[Structured figure records]
** Begin **

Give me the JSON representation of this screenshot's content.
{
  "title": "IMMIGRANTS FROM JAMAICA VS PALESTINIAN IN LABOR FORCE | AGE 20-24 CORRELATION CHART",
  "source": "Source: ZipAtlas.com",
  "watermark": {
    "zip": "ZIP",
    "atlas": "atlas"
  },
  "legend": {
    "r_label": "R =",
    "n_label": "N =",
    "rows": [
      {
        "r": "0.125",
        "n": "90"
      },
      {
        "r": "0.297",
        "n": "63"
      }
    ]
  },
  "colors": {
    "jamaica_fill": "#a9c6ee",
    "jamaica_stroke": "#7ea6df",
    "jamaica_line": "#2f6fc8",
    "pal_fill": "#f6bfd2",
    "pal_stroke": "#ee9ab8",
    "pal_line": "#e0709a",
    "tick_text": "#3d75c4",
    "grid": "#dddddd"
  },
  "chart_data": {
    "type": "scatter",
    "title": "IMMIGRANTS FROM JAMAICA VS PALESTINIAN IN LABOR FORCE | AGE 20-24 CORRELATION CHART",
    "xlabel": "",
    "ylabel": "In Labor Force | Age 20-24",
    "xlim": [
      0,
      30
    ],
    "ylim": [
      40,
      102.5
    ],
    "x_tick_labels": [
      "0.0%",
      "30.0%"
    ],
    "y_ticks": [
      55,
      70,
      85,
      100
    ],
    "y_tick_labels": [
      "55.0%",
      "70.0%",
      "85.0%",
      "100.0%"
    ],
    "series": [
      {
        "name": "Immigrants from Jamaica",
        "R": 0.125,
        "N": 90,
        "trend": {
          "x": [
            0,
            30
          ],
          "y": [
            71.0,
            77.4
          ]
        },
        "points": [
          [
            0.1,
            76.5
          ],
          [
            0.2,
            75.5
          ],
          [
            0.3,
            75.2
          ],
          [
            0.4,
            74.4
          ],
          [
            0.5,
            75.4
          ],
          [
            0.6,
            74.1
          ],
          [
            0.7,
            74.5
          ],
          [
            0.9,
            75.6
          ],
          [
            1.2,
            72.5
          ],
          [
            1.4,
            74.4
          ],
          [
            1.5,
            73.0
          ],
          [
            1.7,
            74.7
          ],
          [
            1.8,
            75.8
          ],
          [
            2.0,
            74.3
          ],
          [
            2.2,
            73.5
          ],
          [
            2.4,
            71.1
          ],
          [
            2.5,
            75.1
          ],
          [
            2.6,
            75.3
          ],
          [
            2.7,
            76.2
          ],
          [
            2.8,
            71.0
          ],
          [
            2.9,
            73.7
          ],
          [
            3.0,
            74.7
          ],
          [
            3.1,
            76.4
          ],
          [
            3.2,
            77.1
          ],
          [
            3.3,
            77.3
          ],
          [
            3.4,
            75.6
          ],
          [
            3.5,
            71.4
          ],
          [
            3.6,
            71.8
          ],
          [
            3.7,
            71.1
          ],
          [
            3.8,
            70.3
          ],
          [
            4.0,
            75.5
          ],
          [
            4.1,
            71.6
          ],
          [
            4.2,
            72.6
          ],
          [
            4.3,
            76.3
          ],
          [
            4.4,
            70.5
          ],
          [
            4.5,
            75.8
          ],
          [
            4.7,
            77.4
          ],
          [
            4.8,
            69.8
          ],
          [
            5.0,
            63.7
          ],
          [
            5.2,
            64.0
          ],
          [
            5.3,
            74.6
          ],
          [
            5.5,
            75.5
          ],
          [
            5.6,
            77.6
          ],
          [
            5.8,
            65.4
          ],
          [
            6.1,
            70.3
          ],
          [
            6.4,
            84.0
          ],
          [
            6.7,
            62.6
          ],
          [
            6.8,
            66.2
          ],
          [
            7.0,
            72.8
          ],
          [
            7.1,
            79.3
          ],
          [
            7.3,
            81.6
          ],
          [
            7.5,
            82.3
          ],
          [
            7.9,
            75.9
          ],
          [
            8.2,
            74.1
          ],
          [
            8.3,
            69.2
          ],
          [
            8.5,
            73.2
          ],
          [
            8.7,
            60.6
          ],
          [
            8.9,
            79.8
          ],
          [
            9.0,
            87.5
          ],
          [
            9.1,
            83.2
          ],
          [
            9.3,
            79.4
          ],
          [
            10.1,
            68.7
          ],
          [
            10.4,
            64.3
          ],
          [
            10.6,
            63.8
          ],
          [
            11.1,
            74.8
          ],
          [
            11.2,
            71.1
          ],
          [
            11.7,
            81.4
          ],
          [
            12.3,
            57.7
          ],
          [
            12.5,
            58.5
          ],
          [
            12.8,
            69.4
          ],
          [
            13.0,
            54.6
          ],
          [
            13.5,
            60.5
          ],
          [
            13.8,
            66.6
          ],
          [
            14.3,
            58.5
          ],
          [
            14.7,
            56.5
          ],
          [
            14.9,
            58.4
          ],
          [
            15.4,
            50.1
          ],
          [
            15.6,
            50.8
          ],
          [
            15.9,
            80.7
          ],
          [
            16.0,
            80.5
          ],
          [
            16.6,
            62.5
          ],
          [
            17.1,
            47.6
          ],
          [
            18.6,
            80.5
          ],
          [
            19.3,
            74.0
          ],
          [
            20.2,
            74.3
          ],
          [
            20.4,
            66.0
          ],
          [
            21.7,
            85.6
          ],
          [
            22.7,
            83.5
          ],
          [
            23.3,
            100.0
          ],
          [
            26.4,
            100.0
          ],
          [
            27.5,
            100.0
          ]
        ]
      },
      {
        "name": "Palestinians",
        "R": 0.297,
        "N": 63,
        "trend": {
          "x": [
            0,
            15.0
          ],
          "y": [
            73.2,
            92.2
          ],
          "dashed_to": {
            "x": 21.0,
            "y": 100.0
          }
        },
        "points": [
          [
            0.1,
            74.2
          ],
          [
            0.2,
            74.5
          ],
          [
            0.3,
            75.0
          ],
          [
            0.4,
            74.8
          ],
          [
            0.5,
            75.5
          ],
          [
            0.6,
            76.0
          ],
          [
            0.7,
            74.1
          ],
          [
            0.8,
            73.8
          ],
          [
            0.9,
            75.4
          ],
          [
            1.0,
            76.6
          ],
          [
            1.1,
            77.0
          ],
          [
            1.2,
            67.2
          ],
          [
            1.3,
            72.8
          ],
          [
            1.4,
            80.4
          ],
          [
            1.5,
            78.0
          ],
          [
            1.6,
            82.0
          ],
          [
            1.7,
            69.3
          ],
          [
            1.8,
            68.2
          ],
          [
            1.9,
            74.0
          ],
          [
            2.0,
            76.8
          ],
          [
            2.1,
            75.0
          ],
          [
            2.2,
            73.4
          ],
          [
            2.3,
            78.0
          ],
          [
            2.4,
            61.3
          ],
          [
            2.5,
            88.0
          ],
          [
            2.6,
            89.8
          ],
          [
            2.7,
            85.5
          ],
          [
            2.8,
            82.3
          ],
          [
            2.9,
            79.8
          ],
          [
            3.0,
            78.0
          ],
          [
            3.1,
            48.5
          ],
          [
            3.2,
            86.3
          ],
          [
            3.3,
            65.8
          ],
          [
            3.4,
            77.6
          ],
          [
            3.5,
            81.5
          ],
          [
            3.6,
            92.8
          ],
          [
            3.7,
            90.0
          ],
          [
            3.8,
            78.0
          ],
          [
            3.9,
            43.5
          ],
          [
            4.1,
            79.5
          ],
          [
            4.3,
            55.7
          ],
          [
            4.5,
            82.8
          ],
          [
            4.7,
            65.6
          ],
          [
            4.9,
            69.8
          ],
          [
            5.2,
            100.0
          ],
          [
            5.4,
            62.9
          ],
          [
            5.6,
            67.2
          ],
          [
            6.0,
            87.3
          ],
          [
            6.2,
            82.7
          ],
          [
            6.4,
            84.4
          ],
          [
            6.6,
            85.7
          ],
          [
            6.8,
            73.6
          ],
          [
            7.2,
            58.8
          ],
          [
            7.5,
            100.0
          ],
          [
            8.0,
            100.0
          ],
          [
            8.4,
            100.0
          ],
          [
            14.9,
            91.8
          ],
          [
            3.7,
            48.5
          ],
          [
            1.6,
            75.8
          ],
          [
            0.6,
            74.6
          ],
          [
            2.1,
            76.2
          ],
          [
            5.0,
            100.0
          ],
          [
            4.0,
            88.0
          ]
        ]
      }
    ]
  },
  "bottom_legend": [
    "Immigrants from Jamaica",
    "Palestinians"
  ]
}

** End **

• **Task instructions**: Show, from the material above, each line that includes the string "title".

• **Completed exercise**:
  "title": "IMMIGRANTS FROM JAMAICA VS PALESTINIAN IN LABOR FORCE | AGE 20-24 CORRELATION CHART",
    "title": "IMMIGRANTS FROM JAMAICA VS PALESTINIAN IN LABOR FORCE | AGE 20-24 CORRELATION CHART",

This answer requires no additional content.